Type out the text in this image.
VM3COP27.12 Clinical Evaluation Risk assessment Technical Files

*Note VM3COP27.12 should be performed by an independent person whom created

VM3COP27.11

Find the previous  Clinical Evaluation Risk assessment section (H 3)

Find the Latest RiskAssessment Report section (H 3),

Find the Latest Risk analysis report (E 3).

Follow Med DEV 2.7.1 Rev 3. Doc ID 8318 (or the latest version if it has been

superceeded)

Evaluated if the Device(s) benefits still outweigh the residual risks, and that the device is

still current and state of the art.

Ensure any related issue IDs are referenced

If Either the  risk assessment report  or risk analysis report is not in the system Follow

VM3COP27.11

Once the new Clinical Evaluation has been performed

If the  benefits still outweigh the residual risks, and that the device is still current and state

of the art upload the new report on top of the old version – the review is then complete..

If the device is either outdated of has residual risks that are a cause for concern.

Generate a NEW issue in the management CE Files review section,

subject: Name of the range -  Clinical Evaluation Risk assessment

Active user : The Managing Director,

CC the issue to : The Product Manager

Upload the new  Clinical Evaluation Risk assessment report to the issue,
━━━━━━━━━━━━━━━━
> **WORK INSTRUCTIONS**: Quote each line of the listing above exactly.

> **TASK RESULT**:
Type out the text in this image.
VM3COP27.12 Clinical Evaluation Risk assessment Technical Files

*Note VM3COP27.12 should be performed by an independent person whom created

VM3COP27.11

Find the previous  Clinical Evaluation Risk assessment section (H 3)

Find the Latest RiskAssessment Report section (H 3),

Find the Latest Risk analysis report (E 3).

Follow Med DEV 2.7.1 Rev 3. Doc ID 8318 (or the latest version if it has been

superceeded)

Evaluated if the Device(s) benefits still outweigh the residual risks, and that the device is

still current and state of the art.

Ensure any related issue IDs are referenced

If Either the  risk assessment report  or risk analysis report is not in the system Follow

VM3COP27.11

Once the new Clinical Evaluation has been performed

If the  benefits still outweigh the residual risks, and that the device is still current and state

of the art upload the new report on top of the old version – the review is then complete..

If the device is either outdated of has residual risks that are a cause for concern.

Generate a NEW issue in the management CE Files review section,

subject: Name of the range -  Clinical Evaluation Risk assessment

Active user : The Managing Director,

CC the issue to : The Product Manager

Upload the new  Clinical Evaluation Risk assessment report to the issue,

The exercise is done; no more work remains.